**INSTRUCTION**
Copy the lines of the material below, starting at its first line and stopping after the line that contains "dot-icon — [507, 199, 521, 213]".

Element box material
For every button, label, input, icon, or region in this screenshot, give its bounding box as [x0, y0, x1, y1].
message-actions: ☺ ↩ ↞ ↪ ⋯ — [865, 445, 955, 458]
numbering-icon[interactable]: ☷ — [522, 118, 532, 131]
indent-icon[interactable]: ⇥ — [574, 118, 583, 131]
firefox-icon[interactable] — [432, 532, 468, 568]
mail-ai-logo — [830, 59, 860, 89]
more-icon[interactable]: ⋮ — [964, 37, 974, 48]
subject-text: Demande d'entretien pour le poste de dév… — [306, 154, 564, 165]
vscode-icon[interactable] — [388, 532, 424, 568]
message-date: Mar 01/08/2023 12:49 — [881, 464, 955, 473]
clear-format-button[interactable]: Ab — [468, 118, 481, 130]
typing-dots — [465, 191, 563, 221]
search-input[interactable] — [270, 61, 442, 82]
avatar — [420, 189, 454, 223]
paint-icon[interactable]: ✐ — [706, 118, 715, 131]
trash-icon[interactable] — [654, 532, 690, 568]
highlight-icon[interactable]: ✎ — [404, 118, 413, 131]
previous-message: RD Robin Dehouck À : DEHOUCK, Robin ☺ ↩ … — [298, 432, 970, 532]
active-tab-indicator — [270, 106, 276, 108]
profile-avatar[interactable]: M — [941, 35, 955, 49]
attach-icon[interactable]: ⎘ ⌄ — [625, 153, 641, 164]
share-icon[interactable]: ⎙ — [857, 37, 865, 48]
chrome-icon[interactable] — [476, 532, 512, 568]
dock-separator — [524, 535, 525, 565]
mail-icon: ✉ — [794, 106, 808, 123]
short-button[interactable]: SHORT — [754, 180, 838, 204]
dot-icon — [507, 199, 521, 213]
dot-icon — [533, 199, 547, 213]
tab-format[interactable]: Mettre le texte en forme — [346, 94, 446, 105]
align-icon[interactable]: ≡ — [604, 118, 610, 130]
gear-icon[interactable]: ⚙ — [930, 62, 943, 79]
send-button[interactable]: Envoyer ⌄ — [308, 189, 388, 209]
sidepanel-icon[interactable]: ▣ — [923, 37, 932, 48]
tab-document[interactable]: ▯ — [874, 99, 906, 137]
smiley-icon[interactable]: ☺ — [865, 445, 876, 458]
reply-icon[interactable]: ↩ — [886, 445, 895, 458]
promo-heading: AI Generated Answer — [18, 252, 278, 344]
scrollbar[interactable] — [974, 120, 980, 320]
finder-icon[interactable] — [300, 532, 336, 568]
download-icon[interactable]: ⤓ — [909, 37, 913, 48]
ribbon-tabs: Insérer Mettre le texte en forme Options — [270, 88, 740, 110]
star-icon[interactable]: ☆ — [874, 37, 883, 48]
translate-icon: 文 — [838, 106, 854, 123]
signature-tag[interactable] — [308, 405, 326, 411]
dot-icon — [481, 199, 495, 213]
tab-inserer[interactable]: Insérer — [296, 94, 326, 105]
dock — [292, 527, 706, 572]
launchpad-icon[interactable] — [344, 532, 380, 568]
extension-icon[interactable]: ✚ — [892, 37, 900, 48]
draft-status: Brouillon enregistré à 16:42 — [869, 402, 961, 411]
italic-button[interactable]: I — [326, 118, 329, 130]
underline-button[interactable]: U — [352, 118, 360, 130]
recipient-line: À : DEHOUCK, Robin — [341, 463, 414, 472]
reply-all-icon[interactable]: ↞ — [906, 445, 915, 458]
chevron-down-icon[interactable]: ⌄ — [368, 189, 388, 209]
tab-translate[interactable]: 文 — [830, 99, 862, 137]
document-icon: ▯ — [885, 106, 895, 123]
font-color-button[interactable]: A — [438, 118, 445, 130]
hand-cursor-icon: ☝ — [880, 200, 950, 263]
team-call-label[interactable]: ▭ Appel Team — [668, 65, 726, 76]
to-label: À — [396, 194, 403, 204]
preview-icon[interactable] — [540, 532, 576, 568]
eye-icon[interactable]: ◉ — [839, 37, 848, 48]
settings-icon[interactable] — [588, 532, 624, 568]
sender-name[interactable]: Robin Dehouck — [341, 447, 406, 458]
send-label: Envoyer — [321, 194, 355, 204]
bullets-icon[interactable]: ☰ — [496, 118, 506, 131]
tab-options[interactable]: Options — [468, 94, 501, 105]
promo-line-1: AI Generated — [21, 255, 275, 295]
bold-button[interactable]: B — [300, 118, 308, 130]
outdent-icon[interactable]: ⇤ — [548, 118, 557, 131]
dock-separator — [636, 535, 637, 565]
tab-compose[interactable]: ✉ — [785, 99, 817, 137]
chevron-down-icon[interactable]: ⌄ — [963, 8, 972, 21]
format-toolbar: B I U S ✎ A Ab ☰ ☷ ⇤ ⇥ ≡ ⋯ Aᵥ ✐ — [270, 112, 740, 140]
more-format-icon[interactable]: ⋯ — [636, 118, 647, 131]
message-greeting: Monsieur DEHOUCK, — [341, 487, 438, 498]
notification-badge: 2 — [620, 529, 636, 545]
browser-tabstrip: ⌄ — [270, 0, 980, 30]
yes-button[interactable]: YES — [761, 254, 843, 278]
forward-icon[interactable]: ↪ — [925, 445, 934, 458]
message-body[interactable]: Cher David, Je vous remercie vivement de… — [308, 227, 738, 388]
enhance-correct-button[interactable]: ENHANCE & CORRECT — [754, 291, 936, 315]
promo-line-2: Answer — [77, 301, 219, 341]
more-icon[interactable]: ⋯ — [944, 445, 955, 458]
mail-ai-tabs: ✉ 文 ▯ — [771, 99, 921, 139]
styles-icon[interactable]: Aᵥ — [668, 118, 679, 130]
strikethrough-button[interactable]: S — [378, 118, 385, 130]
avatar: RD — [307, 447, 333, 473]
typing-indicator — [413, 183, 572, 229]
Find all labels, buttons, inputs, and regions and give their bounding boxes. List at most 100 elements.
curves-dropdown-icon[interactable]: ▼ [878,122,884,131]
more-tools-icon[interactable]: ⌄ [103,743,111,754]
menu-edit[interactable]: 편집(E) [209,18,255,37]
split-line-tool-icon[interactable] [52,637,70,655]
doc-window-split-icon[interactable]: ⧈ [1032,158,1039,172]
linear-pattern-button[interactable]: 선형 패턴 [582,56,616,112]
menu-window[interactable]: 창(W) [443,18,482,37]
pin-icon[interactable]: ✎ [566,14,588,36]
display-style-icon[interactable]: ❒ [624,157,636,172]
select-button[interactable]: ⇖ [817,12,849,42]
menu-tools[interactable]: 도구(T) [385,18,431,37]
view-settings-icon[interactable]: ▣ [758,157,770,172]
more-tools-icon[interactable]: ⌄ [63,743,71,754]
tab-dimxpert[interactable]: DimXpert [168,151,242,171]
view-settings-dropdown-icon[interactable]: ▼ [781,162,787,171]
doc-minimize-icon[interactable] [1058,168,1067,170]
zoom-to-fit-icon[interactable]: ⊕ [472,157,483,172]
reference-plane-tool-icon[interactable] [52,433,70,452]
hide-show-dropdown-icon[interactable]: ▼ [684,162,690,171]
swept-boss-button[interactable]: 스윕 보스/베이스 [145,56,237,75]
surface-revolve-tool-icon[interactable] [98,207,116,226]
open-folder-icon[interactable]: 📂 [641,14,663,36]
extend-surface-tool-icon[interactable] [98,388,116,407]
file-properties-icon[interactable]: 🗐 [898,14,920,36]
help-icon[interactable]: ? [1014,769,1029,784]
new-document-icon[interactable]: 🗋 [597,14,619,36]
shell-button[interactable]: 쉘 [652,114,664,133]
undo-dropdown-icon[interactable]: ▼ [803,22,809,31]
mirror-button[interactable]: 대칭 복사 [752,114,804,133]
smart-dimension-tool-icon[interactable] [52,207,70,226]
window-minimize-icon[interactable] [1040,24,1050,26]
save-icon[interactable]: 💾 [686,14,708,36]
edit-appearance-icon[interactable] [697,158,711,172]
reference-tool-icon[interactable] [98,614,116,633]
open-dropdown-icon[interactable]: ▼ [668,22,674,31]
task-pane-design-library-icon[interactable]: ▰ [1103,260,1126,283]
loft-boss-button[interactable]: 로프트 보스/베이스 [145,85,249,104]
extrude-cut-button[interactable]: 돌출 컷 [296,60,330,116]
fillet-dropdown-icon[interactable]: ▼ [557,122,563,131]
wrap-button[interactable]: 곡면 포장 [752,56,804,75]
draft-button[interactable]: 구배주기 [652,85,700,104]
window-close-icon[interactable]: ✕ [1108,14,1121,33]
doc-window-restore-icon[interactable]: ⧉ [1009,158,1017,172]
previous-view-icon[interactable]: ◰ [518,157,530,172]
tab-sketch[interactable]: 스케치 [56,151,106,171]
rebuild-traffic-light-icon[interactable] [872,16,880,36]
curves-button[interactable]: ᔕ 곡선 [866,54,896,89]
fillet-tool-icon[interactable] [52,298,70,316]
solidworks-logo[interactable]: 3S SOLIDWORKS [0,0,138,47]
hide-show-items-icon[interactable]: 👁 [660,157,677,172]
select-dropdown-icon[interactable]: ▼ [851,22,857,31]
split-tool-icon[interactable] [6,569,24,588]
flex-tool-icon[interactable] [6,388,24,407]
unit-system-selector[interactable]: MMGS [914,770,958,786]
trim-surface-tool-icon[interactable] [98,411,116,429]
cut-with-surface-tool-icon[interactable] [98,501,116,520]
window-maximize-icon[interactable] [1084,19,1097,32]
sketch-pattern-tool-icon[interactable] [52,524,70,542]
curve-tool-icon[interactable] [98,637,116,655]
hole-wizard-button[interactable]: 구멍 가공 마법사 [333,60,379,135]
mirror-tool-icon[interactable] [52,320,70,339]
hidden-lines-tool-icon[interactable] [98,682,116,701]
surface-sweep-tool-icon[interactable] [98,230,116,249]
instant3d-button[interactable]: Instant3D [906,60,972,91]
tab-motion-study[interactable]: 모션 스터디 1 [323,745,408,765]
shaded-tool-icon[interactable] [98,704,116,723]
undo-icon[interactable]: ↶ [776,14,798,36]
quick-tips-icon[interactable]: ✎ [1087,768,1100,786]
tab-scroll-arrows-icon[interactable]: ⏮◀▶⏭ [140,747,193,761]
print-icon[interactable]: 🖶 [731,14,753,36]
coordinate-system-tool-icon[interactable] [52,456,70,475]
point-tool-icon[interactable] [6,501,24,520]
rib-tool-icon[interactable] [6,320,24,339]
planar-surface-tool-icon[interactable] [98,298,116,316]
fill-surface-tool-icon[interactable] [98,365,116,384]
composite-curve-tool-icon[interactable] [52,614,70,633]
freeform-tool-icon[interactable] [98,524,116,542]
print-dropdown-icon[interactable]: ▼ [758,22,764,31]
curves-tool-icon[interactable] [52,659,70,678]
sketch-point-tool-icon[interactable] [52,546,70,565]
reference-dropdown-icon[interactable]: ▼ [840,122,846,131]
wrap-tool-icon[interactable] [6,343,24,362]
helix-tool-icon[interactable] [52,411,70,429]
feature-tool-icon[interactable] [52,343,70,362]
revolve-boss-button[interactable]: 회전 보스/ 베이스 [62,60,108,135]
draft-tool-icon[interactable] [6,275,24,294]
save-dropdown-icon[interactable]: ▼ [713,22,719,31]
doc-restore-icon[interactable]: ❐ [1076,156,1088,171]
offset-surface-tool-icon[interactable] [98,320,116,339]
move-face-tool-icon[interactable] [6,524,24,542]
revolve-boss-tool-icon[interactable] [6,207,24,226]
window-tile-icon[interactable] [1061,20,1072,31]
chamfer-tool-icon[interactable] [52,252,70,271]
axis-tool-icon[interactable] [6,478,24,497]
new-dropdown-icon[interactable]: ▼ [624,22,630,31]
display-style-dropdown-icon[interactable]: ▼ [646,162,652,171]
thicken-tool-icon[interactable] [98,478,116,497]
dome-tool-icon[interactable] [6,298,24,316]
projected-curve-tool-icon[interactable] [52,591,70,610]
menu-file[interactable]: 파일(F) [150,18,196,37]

**ANSWER TO THIS PROBLEM**
For every button, label, input, icon, or region in this screenshot, give its bounding box as [x0, y0, x1, y1].
message-actions: ☺ ↩ ↞ ↪ ⋯ — [865, 445, 955, 458]
numbering-icon[interactable]: ☷ — [522, 118, 532, 131]
indent-icon[interactable]: ⇥ — [574, 118, 583, 131]
firefox-icon[interactable] — [432, 532, 468, 568]
mail-ai-logo — [830, 59, 860, 89]
more-icon[interactable]: ⋮ — [964, 37, 974, 48]
subject-text: Demande d'entretien pour le poste de dév… — [306, 154, 564, 165]
vscode-icon[interactable] — [388, 532, 424, 568]
message-date: Mar 01/08/2023 12:49 — [881, 464, 955, 473]
clear-format-button[interactable]: Ab — [468, 118, 481, 130]
typing-dots — [465, 191, 563, 221]
search-input[interactable] — [270, 61, 442, 82]
avatar — [420, 189, 454, 223]
paint-icon[interactable]: ✐ — [706, 118, 715, 131]
trash-icon[interactable] — [654, 532, 690, 568]
highlight-icon[interactable]: ✎ — [404, 118, 413, 131]
previous-message: RD Robin Dehouck À : DEHOUCK, Robin ☺ ↩ … — [298, 432, 970, 532]
active-tab-indicator — [270, 106, 276, 108]
profile-avatar[interactable]: M — [941, 35, 955, 49]
attach-icon[interactable]: ⎘ ⌄ — [625, 153, 641, 164]
share-icon[interactable]: ⎙ — [857, 37, 865, 48]
chrome-icon[interactable] — [476, 532, 512, 568]
dock-separator — [524, 535, 525, 565]
mail-icon: ✉ — [794, 106, 808, 123]
short-button[interactable]: SHORT — [754, 180, 838, 204]
dot-icon — [507, 199, 521, 213]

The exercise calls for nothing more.